■ **SELECTED EXCERPT**
-=-=-

I have see similar behavior. I guessed that the cpu queue was from AWE and privledged CPU time. It was taking 15-20% of the total.

January 2, 2007 12:42 PM
 

Mario said:

I'm quite surprised that you want to use wait statistics to actually say something about non-wait situations..As you found out, using CPU is something else than waiting. In many cases it just adds up: response time=cpu time+ wait time. If you have a system that's 100% cpu bound, there isn't too much sense in trying to find out what the box is waiting for. Except for CPU: and that's exactly what your processor queue is telling you.

What Davidson is telling you with high 'signal time', is that after a wait event end, it takes 'x millieseconds' to get scheduled on a SQLServer worker thread. That is scheduling pressure within Sqlserver. What you are observing with 100% cpu usage and a high processor queue is external CPU pressure. SO if you don't wait much on Sqlserver events, like you do when you are doing only logical I/O's, looking at wait events doesn't say anything. And that's exactly why you should always see wait time in context of cpu time/usage.

-=-=-

■ **TASK 1**
Say whether each statement agrees with the forum discussion on wait statistics and CPU usage, answering yes or no and quoting the deciding words. (a) The first poster attributed the CPU queue to AWE and privileged CPU time. (b) Mario says that for a system that is 100% CPU bound, it is worthwhile to find out what the box is waiting for. (c) Mario describes high signal time as external CPU pressure.
■ **TASK 2**
Continue the forum discussion on wait statistics and CPU usage from its final sentence.
The items further down are separate material and unrelated to the forum discussion.

-=-=-

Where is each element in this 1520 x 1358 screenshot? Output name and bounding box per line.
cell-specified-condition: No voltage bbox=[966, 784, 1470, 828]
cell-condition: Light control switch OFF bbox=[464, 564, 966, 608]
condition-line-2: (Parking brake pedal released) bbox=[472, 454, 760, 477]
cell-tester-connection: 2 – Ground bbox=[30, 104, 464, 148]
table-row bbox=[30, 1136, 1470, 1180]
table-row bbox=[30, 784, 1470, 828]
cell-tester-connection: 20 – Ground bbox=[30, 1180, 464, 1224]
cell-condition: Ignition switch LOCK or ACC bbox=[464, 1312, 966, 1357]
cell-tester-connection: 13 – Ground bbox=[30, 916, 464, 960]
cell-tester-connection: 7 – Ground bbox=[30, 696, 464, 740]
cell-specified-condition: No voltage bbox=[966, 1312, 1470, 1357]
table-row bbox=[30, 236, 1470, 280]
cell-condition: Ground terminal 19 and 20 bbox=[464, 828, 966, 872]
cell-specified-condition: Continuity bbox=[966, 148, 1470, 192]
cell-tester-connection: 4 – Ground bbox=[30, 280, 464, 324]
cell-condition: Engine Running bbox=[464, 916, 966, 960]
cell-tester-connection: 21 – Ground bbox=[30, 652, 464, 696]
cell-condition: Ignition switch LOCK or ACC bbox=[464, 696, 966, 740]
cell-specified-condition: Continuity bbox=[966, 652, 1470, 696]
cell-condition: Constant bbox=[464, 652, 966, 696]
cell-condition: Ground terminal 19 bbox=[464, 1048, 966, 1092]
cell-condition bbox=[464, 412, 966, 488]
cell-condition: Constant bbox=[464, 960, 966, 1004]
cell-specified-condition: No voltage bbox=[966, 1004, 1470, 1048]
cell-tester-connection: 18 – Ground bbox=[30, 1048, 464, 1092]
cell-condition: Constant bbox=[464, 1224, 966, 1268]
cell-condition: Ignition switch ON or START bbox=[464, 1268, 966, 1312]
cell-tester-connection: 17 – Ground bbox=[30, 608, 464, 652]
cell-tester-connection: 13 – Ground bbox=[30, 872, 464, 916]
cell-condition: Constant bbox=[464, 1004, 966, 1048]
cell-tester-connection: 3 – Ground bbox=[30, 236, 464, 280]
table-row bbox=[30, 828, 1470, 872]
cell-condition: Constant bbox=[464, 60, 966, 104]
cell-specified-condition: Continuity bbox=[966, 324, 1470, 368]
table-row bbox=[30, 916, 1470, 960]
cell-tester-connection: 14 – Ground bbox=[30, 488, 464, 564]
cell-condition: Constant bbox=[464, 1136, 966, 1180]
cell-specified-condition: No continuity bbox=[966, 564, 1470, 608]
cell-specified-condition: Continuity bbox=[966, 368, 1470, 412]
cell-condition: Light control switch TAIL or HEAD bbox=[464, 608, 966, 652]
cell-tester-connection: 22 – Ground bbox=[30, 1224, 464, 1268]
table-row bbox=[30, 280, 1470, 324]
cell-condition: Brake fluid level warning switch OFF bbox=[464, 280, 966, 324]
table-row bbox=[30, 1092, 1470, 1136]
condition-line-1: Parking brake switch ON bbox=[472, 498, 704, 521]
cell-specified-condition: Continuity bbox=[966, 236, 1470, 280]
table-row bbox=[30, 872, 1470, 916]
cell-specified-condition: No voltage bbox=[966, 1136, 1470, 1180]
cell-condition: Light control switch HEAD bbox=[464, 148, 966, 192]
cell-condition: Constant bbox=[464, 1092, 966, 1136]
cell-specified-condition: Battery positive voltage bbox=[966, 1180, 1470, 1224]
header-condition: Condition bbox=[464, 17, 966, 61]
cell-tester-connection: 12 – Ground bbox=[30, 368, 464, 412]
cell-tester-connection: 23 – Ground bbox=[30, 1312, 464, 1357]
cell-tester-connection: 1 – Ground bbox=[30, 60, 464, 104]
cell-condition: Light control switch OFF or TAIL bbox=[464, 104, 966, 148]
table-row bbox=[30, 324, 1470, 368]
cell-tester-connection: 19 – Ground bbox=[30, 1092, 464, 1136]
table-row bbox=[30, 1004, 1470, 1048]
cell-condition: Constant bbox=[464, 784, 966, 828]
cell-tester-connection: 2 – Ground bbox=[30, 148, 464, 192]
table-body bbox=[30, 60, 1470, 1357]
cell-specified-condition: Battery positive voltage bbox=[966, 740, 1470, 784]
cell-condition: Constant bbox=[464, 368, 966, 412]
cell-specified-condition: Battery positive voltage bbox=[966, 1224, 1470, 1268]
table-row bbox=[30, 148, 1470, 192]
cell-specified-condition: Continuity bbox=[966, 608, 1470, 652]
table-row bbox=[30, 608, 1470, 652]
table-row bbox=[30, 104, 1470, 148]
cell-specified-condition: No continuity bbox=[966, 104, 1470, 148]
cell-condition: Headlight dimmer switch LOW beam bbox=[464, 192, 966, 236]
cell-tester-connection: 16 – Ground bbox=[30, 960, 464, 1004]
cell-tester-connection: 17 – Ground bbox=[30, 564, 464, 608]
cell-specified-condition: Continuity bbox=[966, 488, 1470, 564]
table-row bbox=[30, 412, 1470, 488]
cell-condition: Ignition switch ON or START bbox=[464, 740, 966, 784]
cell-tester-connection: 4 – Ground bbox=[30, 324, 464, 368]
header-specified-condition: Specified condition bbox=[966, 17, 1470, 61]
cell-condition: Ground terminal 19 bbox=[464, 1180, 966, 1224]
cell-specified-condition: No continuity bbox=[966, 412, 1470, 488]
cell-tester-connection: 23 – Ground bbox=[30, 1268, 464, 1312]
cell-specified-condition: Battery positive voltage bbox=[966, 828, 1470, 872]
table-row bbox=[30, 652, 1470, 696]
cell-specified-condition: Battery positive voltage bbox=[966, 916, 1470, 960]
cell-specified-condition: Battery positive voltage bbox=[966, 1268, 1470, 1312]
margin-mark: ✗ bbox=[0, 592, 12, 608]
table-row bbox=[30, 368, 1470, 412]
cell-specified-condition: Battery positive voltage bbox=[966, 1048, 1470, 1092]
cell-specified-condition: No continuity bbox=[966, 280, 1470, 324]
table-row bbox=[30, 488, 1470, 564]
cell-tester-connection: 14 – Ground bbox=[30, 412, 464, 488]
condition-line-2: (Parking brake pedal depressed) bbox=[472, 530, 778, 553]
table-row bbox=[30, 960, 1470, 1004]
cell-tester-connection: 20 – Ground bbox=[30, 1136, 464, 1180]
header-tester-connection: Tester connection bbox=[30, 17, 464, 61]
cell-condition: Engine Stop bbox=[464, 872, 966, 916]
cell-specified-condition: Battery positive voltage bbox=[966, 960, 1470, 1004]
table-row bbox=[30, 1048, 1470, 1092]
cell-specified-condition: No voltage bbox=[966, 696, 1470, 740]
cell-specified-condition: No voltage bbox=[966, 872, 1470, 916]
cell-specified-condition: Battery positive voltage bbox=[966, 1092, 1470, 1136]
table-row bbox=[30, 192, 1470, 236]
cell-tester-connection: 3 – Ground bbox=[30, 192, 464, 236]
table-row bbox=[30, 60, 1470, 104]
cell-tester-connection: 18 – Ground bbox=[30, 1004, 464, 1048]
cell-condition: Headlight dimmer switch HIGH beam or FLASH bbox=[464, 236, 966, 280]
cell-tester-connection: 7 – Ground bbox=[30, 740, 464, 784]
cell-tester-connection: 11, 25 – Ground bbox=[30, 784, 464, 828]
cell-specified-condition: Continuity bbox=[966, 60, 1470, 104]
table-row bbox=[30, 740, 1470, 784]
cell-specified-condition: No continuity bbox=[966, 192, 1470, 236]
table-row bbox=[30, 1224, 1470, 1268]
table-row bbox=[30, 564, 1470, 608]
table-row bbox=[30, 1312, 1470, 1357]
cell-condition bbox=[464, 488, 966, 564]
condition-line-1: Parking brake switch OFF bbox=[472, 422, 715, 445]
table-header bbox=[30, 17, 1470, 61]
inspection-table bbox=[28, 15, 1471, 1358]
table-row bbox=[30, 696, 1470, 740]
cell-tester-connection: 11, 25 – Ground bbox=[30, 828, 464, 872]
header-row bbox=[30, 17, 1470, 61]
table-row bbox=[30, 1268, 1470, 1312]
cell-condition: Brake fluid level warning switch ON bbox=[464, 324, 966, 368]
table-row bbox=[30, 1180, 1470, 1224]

-=-=-

■ **OUTPUT 1**
(a) Yes: "I guessed that the cpu queue was from AWE and privledged CPU time."
(b) No: "If you have a system that's 100% cpu bound, there isn't too much sense in trying to find out what the box is waiting for."
(c) No: "That is scheduling pressure within Sqlserver."

■ **OUTPUT 2**
I think.

March 18, 2007 2:16 PM
 

Mario said:

..I just read your last remark a bit better, and yes, it would be nice to have one view with both CPU and wait data, so see a nice breakdown immediately, and know where to start looking for bottlenecks. But since CPU (OS scheduler) waits are not (SQLOS) scheduler waits, sys.dm_os_wait_stats is not the place to put them. ANd to make things worse: Windows doesn't measure time spend on the CPU scheduler queue, only the scheduler queue size (depth). It takes one of the Unixes to get that unfortunately..

One question for you too: didn't you see: SOS_SCHEDULER_YIELD waits ?

Mario

March 18, 2007 3:08 PM
 

Linchi Shea said:

When it comes to SOS_SCHEDULER_YIELD waits, I'm getting inconsistent results (well inconsistent to me anyway and I could be missing something that may explain it). Basically, on 32-bit SQL Server 2005, I don't see any SOS_SCHEDULER_YIELDS waits at all even though there is are substantial queues on the processors. On x64 SQL Server 2005, however, I do see significant SOS_SCHEDULER_YIELD waits most of the time, and because of SOS_SCHEDULER_YIELD waits, I see significant signal waits, thus the wait indicator of substantial processor pressure.

I don't know to what extent the 32-bit vs. x64 was signifcant or whether there is an issue with reporting signal waits on 32-bit SQL Server 2005.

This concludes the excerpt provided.